Written instruction:
Tally each line where the word "správce" occurs, then give only the total.

========================================================================

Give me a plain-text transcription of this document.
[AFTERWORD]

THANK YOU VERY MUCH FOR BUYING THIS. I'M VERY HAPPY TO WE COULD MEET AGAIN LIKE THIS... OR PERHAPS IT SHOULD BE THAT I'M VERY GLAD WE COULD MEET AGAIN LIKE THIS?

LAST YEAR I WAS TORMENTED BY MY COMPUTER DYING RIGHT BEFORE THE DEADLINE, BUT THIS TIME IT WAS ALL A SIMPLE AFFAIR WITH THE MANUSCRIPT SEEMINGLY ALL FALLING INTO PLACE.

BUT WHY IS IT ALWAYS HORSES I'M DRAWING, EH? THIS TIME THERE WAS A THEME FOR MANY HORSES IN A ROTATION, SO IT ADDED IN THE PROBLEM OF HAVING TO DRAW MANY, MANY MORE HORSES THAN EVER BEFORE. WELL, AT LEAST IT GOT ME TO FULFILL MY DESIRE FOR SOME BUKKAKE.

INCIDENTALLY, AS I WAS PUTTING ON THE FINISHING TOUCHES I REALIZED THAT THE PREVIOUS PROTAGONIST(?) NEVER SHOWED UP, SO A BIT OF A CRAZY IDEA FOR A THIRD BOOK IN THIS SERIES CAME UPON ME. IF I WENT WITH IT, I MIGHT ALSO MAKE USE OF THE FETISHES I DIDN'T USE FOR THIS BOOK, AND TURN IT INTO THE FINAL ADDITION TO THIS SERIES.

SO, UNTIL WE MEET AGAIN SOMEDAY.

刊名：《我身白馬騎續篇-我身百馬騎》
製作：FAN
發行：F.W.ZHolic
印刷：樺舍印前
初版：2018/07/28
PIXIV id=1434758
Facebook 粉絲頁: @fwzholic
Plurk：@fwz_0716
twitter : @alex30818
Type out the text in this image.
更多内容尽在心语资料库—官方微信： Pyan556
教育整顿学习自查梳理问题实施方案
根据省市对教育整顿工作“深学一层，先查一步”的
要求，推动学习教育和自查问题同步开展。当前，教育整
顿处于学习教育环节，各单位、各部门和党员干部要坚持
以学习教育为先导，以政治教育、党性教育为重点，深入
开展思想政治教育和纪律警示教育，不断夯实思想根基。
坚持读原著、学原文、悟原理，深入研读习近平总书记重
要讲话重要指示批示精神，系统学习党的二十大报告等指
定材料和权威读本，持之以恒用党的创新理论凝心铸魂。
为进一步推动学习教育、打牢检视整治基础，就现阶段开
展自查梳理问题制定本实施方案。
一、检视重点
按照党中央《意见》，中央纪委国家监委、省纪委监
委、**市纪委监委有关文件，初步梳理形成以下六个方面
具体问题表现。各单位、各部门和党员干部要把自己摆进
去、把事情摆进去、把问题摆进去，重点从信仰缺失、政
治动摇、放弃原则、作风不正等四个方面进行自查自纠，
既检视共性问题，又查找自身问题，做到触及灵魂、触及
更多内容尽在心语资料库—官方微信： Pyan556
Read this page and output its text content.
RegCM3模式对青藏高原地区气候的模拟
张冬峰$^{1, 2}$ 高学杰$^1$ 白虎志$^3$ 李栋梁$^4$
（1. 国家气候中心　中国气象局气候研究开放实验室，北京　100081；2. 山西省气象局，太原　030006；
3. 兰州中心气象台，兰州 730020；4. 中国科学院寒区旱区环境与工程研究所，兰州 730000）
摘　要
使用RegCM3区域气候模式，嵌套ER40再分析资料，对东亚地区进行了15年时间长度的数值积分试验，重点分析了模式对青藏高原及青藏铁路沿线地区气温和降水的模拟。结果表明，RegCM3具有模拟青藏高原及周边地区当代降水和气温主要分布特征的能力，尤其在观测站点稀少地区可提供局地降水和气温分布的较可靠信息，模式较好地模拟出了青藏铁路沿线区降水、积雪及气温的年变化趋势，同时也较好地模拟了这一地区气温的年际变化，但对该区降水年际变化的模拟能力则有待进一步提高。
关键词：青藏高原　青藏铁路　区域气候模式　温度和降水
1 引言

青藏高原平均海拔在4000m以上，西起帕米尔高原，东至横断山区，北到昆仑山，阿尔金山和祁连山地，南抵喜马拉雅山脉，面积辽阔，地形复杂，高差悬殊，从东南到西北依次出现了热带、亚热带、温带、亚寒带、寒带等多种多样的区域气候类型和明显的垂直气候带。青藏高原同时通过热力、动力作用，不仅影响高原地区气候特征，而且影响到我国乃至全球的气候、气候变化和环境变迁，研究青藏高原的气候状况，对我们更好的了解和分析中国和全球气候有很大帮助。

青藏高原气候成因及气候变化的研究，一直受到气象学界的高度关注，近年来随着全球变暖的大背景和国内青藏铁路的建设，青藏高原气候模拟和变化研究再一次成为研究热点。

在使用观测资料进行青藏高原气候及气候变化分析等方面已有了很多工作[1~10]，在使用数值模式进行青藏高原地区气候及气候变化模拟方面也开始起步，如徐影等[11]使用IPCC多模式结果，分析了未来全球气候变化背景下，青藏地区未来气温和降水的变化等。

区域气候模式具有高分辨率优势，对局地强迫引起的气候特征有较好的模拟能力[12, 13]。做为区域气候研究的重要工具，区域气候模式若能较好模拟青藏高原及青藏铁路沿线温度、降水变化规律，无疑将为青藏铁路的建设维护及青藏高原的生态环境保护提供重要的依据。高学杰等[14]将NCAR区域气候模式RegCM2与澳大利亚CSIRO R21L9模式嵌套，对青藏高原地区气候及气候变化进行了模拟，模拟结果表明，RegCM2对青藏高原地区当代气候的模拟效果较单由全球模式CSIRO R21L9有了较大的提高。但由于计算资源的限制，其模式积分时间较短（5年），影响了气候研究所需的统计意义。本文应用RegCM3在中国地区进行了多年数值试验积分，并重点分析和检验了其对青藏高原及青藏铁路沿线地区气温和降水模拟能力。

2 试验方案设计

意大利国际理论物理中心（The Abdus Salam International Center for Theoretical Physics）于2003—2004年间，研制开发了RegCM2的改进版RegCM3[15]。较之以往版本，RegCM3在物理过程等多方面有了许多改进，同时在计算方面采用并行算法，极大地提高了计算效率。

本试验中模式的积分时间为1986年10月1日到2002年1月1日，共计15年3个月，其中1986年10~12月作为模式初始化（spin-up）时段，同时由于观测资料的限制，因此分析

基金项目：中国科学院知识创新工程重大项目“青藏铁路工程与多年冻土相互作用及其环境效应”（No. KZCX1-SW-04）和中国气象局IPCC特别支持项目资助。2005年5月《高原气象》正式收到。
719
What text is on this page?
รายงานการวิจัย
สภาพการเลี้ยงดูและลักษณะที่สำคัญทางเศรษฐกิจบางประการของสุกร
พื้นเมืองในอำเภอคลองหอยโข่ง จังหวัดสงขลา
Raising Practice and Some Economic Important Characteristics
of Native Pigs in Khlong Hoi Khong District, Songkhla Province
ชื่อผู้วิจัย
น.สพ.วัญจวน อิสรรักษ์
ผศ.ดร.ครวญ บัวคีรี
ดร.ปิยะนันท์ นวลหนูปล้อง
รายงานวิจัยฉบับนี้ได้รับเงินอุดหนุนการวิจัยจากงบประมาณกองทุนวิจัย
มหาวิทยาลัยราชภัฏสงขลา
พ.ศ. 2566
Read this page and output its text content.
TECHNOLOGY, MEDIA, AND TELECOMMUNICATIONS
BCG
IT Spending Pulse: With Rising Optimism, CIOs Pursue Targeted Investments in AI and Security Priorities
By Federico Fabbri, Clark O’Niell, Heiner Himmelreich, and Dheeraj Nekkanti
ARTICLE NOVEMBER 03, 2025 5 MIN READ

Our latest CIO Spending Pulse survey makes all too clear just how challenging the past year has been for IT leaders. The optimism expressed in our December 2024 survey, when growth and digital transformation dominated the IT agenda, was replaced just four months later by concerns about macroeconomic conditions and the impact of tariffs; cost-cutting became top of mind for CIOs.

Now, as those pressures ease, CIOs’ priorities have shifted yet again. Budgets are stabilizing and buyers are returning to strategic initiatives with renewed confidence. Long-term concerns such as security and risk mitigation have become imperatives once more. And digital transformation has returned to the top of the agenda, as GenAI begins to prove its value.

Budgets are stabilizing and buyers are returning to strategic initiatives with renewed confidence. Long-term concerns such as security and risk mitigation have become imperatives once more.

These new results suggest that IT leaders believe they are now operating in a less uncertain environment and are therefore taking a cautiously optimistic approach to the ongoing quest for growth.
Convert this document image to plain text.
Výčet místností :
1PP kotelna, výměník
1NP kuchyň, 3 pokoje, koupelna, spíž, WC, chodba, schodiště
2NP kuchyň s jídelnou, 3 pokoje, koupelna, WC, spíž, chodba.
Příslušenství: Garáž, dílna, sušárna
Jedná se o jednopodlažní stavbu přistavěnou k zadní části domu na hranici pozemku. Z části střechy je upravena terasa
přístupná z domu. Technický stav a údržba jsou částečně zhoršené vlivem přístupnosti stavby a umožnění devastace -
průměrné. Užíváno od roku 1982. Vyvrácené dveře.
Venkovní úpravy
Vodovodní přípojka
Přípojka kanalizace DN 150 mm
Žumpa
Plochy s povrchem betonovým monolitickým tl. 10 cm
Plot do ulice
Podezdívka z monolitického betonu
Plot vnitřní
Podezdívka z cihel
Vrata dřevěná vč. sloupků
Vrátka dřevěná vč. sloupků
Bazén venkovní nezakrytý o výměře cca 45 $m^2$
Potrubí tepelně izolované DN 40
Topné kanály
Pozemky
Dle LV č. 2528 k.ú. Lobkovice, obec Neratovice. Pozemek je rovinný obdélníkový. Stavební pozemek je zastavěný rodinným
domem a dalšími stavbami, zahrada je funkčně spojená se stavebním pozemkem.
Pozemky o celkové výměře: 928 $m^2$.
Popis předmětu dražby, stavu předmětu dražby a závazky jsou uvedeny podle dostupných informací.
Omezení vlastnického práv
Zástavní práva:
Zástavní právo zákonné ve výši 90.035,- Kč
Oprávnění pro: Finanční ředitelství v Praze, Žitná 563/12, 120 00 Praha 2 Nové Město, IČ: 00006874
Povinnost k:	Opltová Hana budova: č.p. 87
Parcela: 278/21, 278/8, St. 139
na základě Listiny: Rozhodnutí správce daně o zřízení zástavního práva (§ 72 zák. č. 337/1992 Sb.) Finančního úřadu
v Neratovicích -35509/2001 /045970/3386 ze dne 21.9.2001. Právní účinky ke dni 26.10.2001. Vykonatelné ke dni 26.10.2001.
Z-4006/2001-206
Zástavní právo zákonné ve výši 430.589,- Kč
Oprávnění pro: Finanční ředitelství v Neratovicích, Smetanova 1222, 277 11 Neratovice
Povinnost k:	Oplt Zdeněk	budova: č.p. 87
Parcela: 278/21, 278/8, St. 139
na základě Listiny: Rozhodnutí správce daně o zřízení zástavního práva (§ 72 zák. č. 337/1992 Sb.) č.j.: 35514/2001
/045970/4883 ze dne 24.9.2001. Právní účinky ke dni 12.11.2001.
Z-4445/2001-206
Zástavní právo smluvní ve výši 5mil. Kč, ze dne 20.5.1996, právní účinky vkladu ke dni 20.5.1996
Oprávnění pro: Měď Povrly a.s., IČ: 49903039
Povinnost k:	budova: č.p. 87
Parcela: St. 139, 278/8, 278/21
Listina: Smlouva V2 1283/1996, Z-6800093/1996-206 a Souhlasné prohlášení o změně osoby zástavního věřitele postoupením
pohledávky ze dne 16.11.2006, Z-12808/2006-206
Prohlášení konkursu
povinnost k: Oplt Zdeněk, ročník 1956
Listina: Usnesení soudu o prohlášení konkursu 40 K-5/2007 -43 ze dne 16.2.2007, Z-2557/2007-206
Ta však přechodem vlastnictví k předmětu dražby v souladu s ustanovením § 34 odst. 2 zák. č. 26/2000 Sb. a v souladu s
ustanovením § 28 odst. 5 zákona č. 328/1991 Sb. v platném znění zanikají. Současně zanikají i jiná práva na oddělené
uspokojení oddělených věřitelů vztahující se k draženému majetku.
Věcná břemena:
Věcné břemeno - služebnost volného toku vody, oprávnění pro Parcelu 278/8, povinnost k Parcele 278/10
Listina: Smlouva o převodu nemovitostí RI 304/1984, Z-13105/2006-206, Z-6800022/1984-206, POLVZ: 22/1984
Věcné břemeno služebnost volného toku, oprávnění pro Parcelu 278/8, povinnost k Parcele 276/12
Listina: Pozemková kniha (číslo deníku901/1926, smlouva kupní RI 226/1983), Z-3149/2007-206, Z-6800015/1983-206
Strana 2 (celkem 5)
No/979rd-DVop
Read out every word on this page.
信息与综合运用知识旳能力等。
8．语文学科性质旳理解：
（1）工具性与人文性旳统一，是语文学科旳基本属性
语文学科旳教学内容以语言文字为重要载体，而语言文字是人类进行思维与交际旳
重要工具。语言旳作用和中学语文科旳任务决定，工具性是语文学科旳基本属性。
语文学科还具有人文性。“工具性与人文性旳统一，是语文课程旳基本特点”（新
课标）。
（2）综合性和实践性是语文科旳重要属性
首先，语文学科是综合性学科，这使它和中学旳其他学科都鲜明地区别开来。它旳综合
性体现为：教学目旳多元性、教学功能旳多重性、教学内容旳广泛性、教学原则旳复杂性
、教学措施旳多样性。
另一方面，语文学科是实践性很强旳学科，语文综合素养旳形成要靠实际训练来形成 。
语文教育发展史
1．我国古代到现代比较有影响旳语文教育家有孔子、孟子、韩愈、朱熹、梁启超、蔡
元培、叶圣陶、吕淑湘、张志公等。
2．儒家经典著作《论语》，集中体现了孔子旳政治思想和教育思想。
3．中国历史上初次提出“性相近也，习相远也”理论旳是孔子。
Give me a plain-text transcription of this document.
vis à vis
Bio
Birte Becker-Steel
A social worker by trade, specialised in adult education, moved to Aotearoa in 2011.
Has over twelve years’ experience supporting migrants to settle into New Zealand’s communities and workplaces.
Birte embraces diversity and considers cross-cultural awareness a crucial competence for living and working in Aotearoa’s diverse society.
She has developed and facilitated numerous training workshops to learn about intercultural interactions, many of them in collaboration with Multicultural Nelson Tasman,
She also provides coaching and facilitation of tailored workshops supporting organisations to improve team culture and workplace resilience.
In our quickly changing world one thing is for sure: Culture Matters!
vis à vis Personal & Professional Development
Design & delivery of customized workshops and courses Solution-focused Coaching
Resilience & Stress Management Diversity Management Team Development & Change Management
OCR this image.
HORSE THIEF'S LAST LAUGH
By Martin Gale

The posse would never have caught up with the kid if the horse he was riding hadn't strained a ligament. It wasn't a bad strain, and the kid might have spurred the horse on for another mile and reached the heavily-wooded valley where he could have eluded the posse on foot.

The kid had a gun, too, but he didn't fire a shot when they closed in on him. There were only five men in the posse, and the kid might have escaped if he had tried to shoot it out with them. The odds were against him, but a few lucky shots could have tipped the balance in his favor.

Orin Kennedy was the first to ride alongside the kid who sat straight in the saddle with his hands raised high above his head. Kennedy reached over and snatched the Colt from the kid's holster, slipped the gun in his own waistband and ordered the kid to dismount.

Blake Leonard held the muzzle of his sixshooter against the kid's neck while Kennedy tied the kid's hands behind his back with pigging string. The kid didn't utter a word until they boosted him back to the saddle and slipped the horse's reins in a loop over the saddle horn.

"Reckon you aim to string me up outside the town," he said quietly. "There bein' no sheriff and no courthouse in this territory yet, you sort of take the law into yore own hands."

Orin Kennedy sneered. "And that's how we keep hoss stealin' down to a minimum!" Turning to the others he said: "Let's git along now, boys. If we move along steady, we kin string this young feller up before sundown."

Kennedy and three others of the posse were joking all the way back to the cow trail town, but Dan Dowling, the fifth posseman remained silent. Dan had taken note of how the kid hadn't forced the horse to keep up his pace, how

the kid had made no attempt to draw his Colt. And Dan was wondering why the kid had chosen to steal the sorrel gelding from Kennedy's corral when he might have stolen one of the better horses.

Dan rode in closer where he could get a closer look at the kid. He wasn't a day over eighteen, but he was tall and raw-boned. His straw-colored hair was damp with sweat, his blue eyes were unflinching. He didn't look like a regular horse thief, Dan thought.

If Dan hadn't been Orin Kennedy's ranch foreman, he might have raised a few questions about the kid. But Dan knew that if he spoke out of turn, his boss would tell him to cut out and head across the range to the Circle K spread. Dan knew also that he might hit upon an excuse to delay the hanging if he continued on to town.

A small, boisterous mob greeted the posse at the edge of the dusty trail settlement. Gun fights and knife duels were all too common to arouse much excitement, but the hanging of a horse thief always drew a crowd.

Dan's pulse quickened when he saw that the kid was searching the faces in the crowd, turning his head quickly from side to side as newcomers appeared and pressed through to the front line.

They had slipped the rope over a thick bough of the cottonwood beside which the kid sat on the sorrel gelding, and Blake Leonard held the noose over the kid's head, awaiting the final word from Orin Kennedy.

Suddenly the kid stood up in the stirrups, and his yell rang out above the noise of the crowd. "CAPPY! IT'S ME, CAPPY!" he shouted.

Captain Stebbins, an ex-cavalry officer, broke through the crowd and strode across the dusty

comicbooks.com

========================================================================

Result of this task:
2